Samuel R. Ellison and Patricia K. Ellison v. Commissioner., United States Tax Court - Memorandum Decision, T.C. Memo. 1994-437, Docket No. 24315-91., Filed August 25, 1994
Samuel R. Ellison and Patricia K. Ellison v. Commissioner.
United States Tax Court - Memorandum Decision
T.C. Memo. 1994-437
Docket No. 24315-91.
Filed August 25, 1994.
William J. Hagan, 1 Carey Dr., Ambler, Pa., for the petitioners. Douglas A. Fendrick, for the respondent.
Memorandum Findings of Fact and Opinion
PARR, Judge: Respondent determined deficiencies in petitioners' Federal income tax for 1988 of $10,407, and additions to petitioners' Federal income tax for 1988 of $520.35 under section 6653(a)(1)(A), 1 and $1,967.25 under section 6661.
1 All section references are to the Internal Revenue Code in effect for the taxable year at issue, and all Rule references are to the Tax Court Rules of Practice and Procedure, unless otherwise indicated.
After concessions, the issues for decision are: (1) Whether petitioners are entitled to deduct job expenses and tax preparation fees claimed on Schedule A for 1988. We hold that they are not so entitled. (2) Whether petitioners are entitled to deduct expenses claimed on Schedule C for 1988. We hold that they are so entitled to the extent stated herein. (3) Whether petitioners are liable for an addition to tax due to negligence pursuant to section 6653(a)(1)(A). We hold that they are. (4) Whether petitioners are liable for an addition to tax due to substantial understatement of income tax pursuant to section 6661. We hold that they are.
Findings of Fact
The parties submitted this case partially stipulated. The stipulation of facts and attached exhibits are incorporated herein by this reference. At the time the petition herein was filed, petitioners resided in Dresher, Pennsylvania. Petitioners are married and filed a joint Federal income tax return for 1988.

■ REQUIRED TASK 1
Based on the tax court decision, say whether each statement below agrees with it. Answer yes or no, and quote the deciding words. (a) When the petition was filed, the petitioners lived in Dresher, Pennsylvania. (b) The court holds that the petitioners may deduct the job expenses claimed on Schedule A for 1988. (c) The respondent determined a 1988 income tax deficiency of $10,407.

■ RECORDS FOR THIS TASK
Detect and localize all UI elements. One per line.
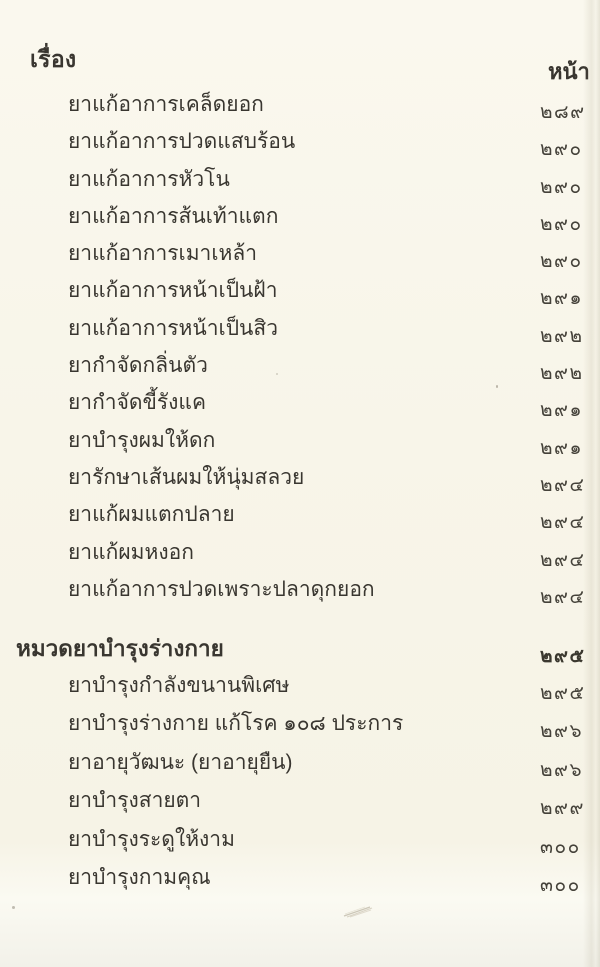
toc-row: ยากำจัดกลิ่นตัว ๒๙๒ [0, 349, 600, 386]
toc-entry-title: ยาบำรุงระดูให้งาม [68, 823, 235, 856]
book-toc-page: เรื่อง หน้า ยาแก้อาการเคล็ดยอก ๒๘๙ ยาแก้… [0, 0, 600, 967]
toc-row: ยาบำรุงสายตา ๒๙๙ [0, 784, 600, 823]
toc-row: ยาบำรุงผมให้ดก ๒๙๑ [0, 424, 600, 461]
toc-entry-title: ยาอายุวัฒนะ (ยาอายุยืน) [68, 746, 293, 779]
toc-entry-title: ยาแก้อาการปวดแสบร้อน [68, 125, 295, 158]
toc-entry-page: ๒๙๖ [540, 716, 583, 746]
toc-section-page: ๒๙๕ [540, 641, 585, 671]
toc-section-title: หมวดยาบำรุงร่างกาย [16, 630, 224, 666]
toc-entry-page: ๓๐๐ [540, 832, 581, 862]
page-column-label: หน้า [548, 54, 590, 89]
toc-entry-page: ๒๙๑ [540, 395, 583, 425]
toc-entry-page: ๓๐๐ [540, 870, 581, 900]
toc-entry-page: ๒๙๐ [540, 209, 583, 239]
toc-entry-page: ๒๘๙ [540, 97, 586, 127]
toc-entry-title: ยาแก้ผมหงอก [68, 536, 194, 569]
toc-entry-page: ๒๙๐ [540, 134, 583, 164]
toc-entry-page: ๒๙๕ [540, 678, 585, 708]
toc-row: ยาแก้อาการเมาเหล้า ๒๙๐ [0, 237, 600, 274]
toc-entry-page: ๒๙๙ [540, 793, 585, 823]
toc-entry-title: ยารักษาเส้นผมให้นุ่มสลวย [68, 461, 304, 494]
toc-entry-page: ๒๙๑ [540, 433, 583, 463]
pencil-smudge-artifact [341, 903, 375, 919]
toc-entry-page: ๒๙๔ [540, 470, 585, 500]
toc-entry-page: ๒๙๒ [540, 358, 583, 388]
toc-row: ยาแก้อาการหัวโน ๒๙๐ [0, 163, 600, 200]
toc-entry-title: ยาแก้อาการเมาเหล้า [68, 237, 257, 270]
toc-row: ยาแก้อาการส้นเท้าแตก ๒๙๐ [0, 200, 600, 237]
toc-row: ยาแก้ผมแตกปลาย ๒๙๔ [0, 498, 600, 535]
toc-entry-title: ยาบำรุงสายตา [68, 784, 201, 817]
toc-entry-page: ๒๙๔ [540, 545, 585, 575]
toc-entry-title: ยาแก้ผมแตกปลาย [68, 498, 235, 531]
toc-entry-page: ๒๙๔ [540, 582, 585, 612]
toc-entry-page: ๒๙๖ [540, 755, 583, 785]
toc-row: ยาแก้อาการเคล็ดยอก ๒๘๙ [0, 88, 600, 125]
toc-section-header-row: หมวดยาบำรุงร่างกาย ๒๙๕ [0, 630, 600, 669]
toc-entry-title: ยาแก้อาการปวดเพราะปลาดุกยอก [68, 573, 375, 606]
toc-entry-page: ๒๙๑ [540, 283, 583, 313]
toc-row: ยาบำรุงกามคุณ ๓๐๐ [0, 861, 600, 900]
toc-list: ยาแก้อาการเคล็ดยอก ๒๘๙ ยาแก้อาการปวดแสบร… [0, 88, 600, 900]
toc-row: ยาแก้อาการปวดแสบร้อน ๒๙๐ [0, 125, 600, 162]
toc-entry-title: ยากำจัดขี้รังแค [68, 386, 206, 419]
scan-speck [12, 906, 15, 909]
toc-entry-title: ยาแก้อาการส้นเท้าแตก [68, 200, 278, 233]
toc-entry-title: ยาบำรุงกำลังขนานพิเศษ [68, 669, 289, 702]
subject-column-label: เรื่อง [30, 42, 76, 78]
toc-row: ยาอายุวัฒนะ (ยาอายุยืน) ๒๙๖ [0, 746, 600, 785]
toc-entry-title: ยาบำรุงผมให้ดก [68, 424, 215, 457]
toc-entry-title: ยากำจัดกลิ่นตัว [68, 349, 208, 382]
toc-entry-page: ๒๙๔ [540, 507, 585, 537]
toc-entry-page: ๒๙๐ [540, 172, 583, 202]
toc-row: ยาบำรุงกำลังขนานพิเศษ ๒๙๕ [0, 669, 600, 708]
toc-row: ยาแก้อาการหน้าเป็นฝ้า ๒๙๑ [0, 274, 600, 311]
toc-row: ยาแก้อาการปวดเพราะปลาดุกยอก ๒๙๔ [0, 573, 600, 610]
toc-entry-page: ๒๙๐ [540, 246, 583, 276]
toc-entry-title: ยาบำรุงร่างกาย แก้โรค ๑๐๘ ประการ [68, 707, 403, 740]
toc-entry-title: ยาบำรุงกามคุณ [68, 861, 211, 894]
toc-row: ยารักษาเส้นผมให้นุ่มสลวย ๒๙๔ [0, 461, 600, 498]
toc-row: ยาแก้อาการหน้าเป็นสิว ๒๙๒ [0, 312, 600, 349]
toc-row: ยากำจัดขี้รังแค ๒๙๑ [0, 386, 600, 423]
toc-entry-title: ยาแก้อาการเคล็ดยอก [68, 88, 264, 121]
toc-entry-title: ยาแก้อาการหัวโน [68, 163, 230, 196]
toc-entry-title: ยาแก้อาการหน้าเป็นฝ้า [68, 274, 278, 307]
section-gap [0, 610, 600, 630]
toc-row: ยาบำรุงระดูให้งาม ๓๐๐ [0, 823, 600, 862]
toc-row: ยาบำรุงร่างกาย แก้โรค ๑๐๘ ประการ ๒๙๖ [0, 707, 600, 746]
toc-entry-title: ยาแก้อาการหน้าเป็นสิว [68, 312, 278, 345]
toc-entry-page: ๒๙๒ [540, 321, 583, 351]
toc-row: ยาแก้ผมหงอก ๒๙๔ [0, 536, 600, 573]
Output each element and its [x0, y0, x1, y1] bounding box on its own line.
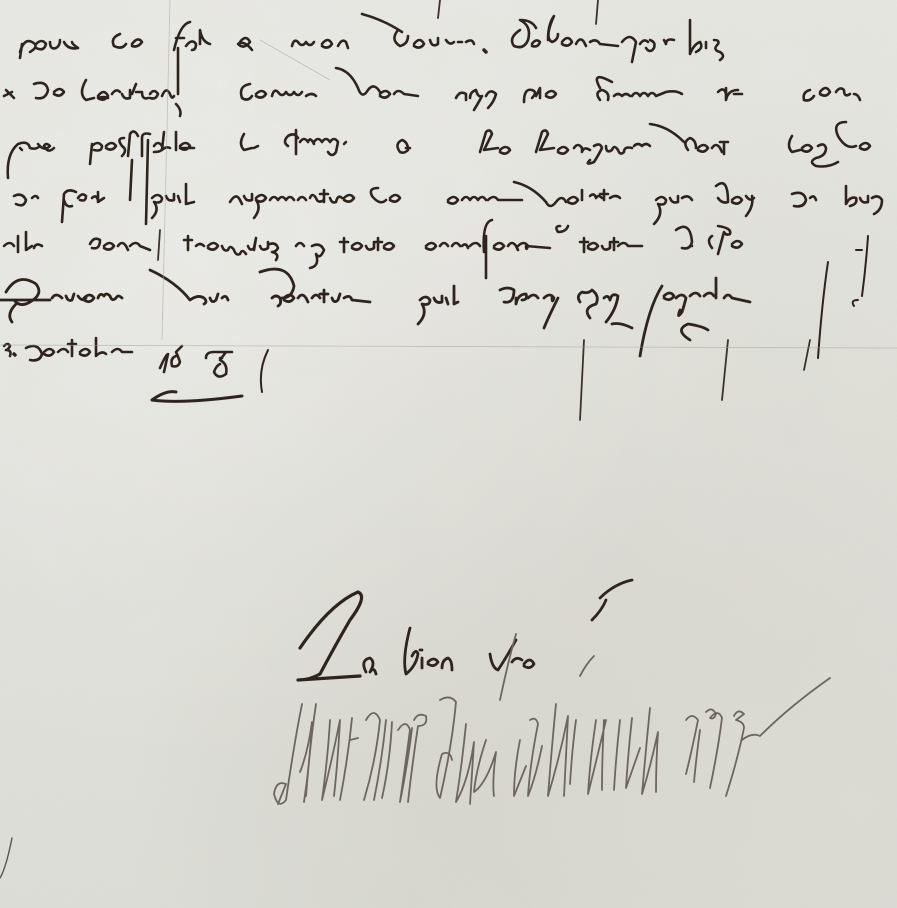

■ REQUIRED TASK 2
In the entries, copy out everything from the line containing "toc-row: ยากำจัดกลิ่นตัว ๒๙๒" down to the line containing "toc-entry-title: ยาแก้อาการปวดแสบร้อน [68, 125, 295, 158]", both included, character for character.

■ EXPECTED OUTPUT 1
(a) Yes: "At the time the petition herein was filed, petitioners resided in Dresher, Pennsylvania."
(b) No: "We hold that they are not so entitled."
(c) Yes: "deficiencies in petitioners' Federal income tax for 1988 of $10,407"

■ EXPECTED OUTPUT 2
toc-row: ยากำจัดกลิ่นตัว ๒๙๒ [0, 349, 600, 386]
toc-entry-title: ยาบำรุงระดูให้งาม [68, 823, 235, 856]
book-toc-page: เรื่อง หน้า ยาแก้อาการเคล็ดยอก ๒๘๙ ยาแก้… [0, 0, 600, 967]
toc-row: ยาบำรุงสายตา ๒๙๙ [0, 784, 600, 823]
toc-row: ยาบำรุงผมให้ดก ๒๙๑ [0, 424, 600, 461]
toc-entry-title: ยาอายุวัฒนะ (ยาอายุยืน) [68, 746, 293, 779]
toc-entry-title: ยาแก้อาการปวดแสบร้อน [68, 125, 295, 158]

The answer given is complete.